What this task involves:
Below are some records; retype all of them exactly.

━━━━━ Supplied information ━━━━━

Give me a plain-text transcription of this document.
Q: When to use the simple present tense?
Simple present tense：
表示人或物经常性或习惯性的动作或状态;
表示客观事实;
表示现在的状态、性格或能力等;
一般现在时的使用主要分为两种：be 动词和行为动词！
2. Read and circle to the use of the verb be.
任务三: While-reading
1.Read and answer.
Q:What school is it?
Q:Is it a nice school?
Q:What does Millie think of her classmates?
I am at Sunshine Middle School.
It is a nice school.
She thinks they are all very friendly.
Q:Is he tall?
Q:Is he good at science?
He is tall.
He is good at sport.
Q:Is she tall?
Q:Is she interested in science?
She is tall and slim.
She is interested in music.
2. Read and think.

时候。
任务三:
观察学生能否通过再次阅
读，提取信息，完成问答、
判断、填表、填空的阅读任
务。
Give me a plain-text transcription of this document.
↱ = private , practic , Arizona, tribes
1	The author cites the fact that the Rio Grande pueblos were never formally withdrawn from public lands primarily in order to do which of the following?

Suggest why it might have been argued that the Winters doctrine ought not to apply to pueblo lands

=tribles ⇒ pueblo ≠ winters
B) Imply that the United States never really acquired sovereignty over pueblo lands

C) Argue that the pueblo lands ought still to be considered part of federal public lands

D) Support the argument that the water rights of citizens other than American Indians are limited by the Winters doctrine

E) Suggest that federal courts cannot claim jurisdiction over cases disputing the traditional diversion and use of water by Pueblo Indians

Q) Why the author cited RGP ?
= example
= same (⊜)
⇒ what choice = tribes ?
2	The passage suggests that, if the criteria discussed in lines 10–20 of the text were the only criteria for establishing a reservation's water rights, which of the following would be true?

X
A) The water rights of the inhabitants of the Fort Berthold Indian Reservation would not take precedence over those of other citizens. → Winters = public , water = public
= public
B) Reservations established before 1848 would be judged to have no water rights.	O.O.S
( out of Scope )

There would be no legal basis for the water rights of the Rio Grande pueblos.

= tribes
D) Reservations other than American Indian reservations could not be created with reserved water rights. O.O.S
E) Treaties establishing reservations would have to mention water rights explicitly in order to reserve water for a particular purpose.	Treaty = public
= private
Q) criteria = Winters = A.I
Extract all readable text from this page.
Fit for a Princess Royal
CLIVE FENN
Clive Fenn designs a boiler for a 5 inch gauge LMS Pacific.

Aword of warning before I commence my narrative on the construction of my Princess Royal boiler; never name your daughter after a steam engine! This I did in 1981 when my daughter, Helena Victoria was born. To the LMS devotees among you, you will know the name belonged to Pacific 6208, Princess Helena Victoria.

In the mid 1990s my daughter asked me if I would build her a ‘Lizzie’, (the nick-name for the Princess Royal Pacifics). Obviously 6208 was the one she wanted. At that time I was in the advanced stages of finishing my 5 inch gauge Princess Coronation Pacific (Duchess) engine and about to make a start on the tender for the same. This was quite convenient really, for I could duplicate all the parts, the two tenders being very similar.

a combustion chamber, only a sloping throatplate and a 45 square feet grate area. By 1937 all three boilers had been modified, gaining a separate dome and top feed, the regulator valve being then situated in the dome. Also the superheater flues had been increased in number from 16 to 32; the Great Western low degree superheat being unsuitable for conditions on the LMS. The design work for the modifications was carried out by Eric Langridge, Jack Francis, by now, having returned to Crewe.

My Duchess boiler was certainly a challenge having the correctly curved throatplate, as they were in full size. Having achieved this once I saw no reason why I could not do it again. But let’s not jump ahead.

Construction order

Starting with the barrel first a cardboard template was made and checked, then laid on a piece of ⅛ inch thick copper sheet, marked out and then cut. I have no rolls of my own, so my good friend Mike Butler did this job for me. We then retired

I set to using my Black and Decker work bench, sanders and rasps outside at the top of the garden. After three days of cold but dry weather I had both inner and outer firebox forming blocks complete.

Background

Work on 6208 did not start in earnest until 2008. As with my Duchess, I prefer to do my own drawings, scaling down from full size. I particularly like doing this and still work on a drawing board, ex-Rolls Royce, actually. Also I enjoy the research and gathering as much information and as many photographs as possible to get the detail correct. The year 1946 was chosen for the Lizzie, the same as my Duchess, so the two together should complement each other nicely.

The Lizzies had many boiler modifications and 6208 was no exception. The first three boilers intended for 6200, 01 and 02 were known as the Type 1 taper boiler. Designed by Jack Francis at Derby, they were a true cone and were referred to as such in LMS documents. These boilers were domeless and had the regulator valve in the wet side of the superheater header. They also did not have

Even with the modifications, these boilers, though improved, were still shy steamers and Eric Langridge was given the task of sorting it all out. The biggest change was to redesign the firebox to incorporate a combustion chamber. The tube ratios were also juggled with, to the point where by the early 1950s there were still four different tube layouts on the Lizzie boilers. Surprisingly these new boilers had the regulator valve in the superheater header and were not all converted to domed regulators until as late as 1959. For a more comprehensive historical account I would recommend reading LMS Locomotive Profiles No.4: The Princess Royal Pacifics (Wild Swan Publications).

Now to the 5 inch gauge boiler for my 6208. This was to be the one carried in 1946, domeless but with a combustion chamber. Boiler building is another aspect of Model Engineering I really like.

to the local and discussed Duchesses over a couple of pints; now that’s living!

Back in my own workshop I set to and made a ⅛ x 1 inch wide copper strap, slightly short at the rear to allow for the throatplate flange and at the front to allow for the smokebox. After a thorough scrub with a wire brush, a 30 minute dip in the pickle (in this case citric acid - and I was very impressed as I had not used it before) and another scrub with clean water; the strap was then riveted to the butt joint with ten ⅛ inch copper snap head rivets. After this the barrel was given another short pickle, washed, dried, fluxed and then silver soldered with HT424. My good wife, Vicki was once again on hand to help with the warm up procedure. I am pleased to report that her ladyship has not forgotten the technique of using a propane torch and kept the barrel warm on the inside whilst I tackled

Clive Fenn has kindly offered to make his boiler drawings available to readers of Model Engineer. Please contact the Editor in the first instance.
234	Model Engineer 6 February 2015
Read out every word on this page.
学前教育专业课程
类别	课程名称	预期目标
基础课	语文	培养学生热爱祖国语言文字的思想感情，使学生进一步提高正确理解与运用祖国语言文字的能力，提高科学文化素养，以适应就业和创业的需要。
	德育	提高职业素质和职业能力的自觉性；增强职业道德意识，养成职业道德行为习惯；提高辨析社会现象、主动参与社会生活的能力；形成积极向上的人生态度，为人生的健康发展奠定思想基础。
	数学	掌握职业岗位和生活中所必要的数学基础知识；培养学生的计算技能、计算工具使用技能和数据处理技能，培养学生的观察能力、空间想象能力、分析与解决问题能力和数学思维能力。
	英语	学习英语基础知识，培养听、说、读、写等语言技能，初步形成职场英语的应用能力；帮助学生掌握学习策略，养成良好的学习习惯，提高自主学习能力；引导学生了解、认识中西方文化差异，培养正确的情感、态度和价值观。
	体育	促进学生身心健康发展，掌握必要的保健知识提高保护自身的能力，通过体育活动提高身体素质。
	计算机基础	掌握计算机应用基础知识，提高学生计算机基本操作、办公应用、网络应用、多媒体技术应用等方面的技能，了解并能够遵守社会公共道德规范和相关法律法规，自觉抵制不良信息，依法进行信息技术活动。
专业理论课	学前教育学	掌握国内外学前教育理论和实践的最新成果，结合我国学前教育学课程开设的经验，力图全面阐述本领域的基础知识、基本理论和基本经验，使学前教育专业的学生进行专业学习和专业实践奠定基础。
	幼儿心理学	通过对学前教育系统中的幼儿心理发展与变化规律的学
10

━━━━━

Expected output:
Give me a plain-text transcription of this document.
Q: When to use the simple present tense?
Simple present tense：
表示人或物经常性或习惯性的动作或状态;
表示客观事实;
表示现在的状态、性格或能力等;
一般现在时的使用主要分为两种：be 动词和行为动词！
2. Read and circle to the use of the verb be.
任务三: While-reading
1.Read and answer.
Q:What school is it?
Q:Is it a nice school?
Q:What does Millie think of her classmates?
I am at Sunshine Middle School.
It is a nice school.
She thinks they are all very friendly.
Q:Is he tall?
Q:Is he good at science?
He is tall.
He is good at sport.
Q:Is she tall?
Q:Is she interested in science?
She is tall and slim.
She is interested in music.
2. Read and think.

时候。
任务三:
观察学生能否通过再次阅
读，提取信息，完成问答、
判断、填表、填空的阅读任
务。
Give me a plain-text transcription of this document.
↱ = private , practic , Arizona, tribes
1	The author cites the fact that the Rio Grande pueblos were never formally withdrawn from public lands primarily in order to do which of the following?

Suggest why it might have been argued that the Winters doctrine ought not to apply to pueblo lands

=tribles ⇒ pueblo ≠ winters
B) Imply that the United States never really acquired sovereignty over pueblo lands

C) Argue that the pueblo lands ought still to be considered part of federal public lands

D) Support the argument that the water rights of citizens other than American Indians are limited by the Winters doctrine

E) Suggest that federal courts cannot claim jurisdiction over cases disputing the traditional diversion and use of water by Pueblo Indians

Q) Why the author cited RGP ?
= example
= same (⊜)
⇒ what choice = tribes ?
2	The passage suggests that, if the criteria discussed in lines 10–20 of the text were the only criteria for establishing a reservation's water rights, which of the following would be true?

X
A) The water rights of the inhabitants of the Fort Berthold Indian Reservation would not take precedence over those of other citizens. → Winters = public , water = public
= public
B) Reservations established before 1848 would be judged to have no water rights.	O.O.S
( out of Scope )

There would be no legal basis for the water rights of the Rio Grande pueblos.

= tribes
D) Reservations other than American Indian reservations could not be created with reserved water rights. O.O.S
E) Treaties establishing reservations would have to mention water rights explicitly in order to reserve water for a particular purpose.	Treaty = public
= private
Q) criteria = Winters = A.I
Extract all readable text from this page.
Fit for a Princess Royal
CLIVE FENN
Clive Fenn designs a boiler for a 5 inch gauge LMS Pacific.

Aword of warning before I commence my narrative on the construction of my Princess Royal boiler; never name your daughter after a steam engine! This I did in 1981 when my daughter, Helena Victoria was born. To the LMS devotees among you, you will know the name belonged to Pacific 6208, Princess Helena Victoria.

In the mid 1990s my daughter asked me if I would build her a ‘Lizzie’, (the nick-name for the Princess Royal Pacifics). Obviously 6208 was the one she wanted. At that time I was in the advanced stages of finishing my 5 inch gauge Princess Coronation Pacific (Duchess) engine and about to make a start on the tender for the same. This was quite convenient really, for I could duplicate all the parts, the two tenders being very similar.

a combustion chamber, only a sloping throatplate and a 45 square feet grate area. By 1937 all three boilers had been modified, gaining a separate dome and top feed, the regulator valve being then situated in the dome. Also the superheater flues had been increased in number from 16 to 32; the Great Western low degree superheat being unsuitable for conditions on the LMS. The design work for the modifications was carried out by Eric Langridge, Jack Francis, by now, having returned to Crewe.

My Duchess boiler was certainly a challenge having the correctly curved throatplate, as they were in full size. Having achieved this once I saw no reason why I could not do it again. But let’s not jump ahead.

Construction order

Starting with the barrel first a cardboard template was made and checked, then laid on a piece of ⅛ inch thick copper sheet, marked out and then cut. I have no rolls of my own, so my good friend Mike Butler did this job for me. We then retired

I set to using my Black and Decker work bench, sanders and rasps outside at the top of the garden. After three days of cold but dry weather I had both inner and outer firebox forming blocks complete.

Background

Work on 6208 did not start in earnest until 2008. As with my Duchess, I prefer to do my own drawings, scaling down from full size. I particularly like doing this and still work on a drawing board, ex-Rolls Royce, actually. Also I enjoy the research and gathering as much information and as many photographs as possible to get the detail correct. The year 1946 was chosen for the Lizzie, the same as my Duchess, so the two together should complement each other nicely.

The Lizzies had many boiler modifications and 6208 was no exception. The first three boilers intended for 6200, 01 and 02 were known as the Type 1 taper boiler. Designed by Jack Francis at Derby, they were a true cone and were referred to as such in LMS documents. These boilers were domeless and had the regulator valve in the wet side of the superheater header. They also did not have

Even with the modifications, these boilers, though improved, were still shy steamers and Eric Langridge was given the task of sorting it all out. The biggest change was to redesign the firebox to incorporate a combustion chamber. The tube ratios were also juggled with, to the point where by the early 1950s there were still four different tube layouts on the Lizzie boilers. Surprisingly these new boilers had the regulator valve in the superheater header and were not all converted to domed regulators until as late as 1959. For a more comprehensive historical account I would recommend reading LMS Locomotive Profiles No.4: The Princess Royal Pacifics (Wild Swan Publications).

Now to the 5 inch gauge boiler for my 6208. This was to be the one carried in 1946, domeless but with a combustion chamber. Boiler building is another aspect of Model Engineering I really like.

to the local and discussed Duchesses over a couple of pints; now that’s living!

Back in my own workshop I set to and made a ⅛ x 1 inch wide copper strap, slightly short at the rear to allow for the throatplate flange and at the front to allow for the smokebox. After a thorough scrub with a wire brush, a 30 minute dip in the pickle (in this case citric acid - and I was very impressed as I had not used it before) and another scrub with clean water; the strap was then riveted to the butt joint with ten ⅛ inch copper snap head rivets. After this the barrel was given another short pickle, washed, dried, fluxed and then silver soldered with HT424. My good wife, Vicki was once again on hand to help with the warm up procedure. I am pleased to report that her ladyship has not forgotten the technique of using a propane torch and kept the barrel warm on the inside whilst I tackled

Clive Fenn has kindly offered to make his boiler drawings available to readers of Model Engineer. Please contact the Editor in the first instance.
234	Model Engineer 6 February 2015
Read out every word on this page.
学前教育专业课程
类别	课程名称	预期目标
基础课	语文	培养学生热爱祖国语言文字的思想感情，使学生进一步提高正确理解与运用祖国语言文字的能力，提高科学文化素养，以适应就业和创业的需要。
	德育	提高职业素质和职业能力的自觉性；增强职业道德意识，养成职业道德行为习惯；提高辨析社会现象、主动参与社会生活的能力；形成积极向上的人生态度，为人生的健康发展奠定思想基础。
	数学	掌握职业岗位和生活中所必要的数学基础知识；培养学生的计算技能、计算工具使用技能和数据处理技能，培养学生的观察能力、空间想象能力、分析与解决问题能力和数学思维能力。
	英语	学习英语基础知识，培养听、说、读、写等语言技能，初步形成职场英语的应用能力；帮助学生掌握学习策略，养成良好的学习习惯，提高自主学习能力；引导学生了解、认识中西方文化差异，培养正确的情感、态度和价值观。
	体育	促进学生身心健康发展，掌握必要的保健知识提高保护自身的能力，通过体育活动提高身体素质。
	计算机基础	掌握计算机应用基础知识，提高学生计算机基本操作、办公应用、网络应用、多媒体技术应用等方面的技能，了解并能够遵守社会公共道德规范和相关法律法规，自觉抵制不良信息，依法进行信息技术活动。
专业理论课	学前教育学	掌握国内外学前教育理论和实践的最新成果，结合我国学前教育学课程开设的经验，力图全面阐述本领域的基础知识、基本理论和基本经验，使学前教育专业的学生进行专业学习和专业实践奠定基础。
	幼儿心理学	通过对学前教育系统中的幼儿心理发展与变化规律的学
10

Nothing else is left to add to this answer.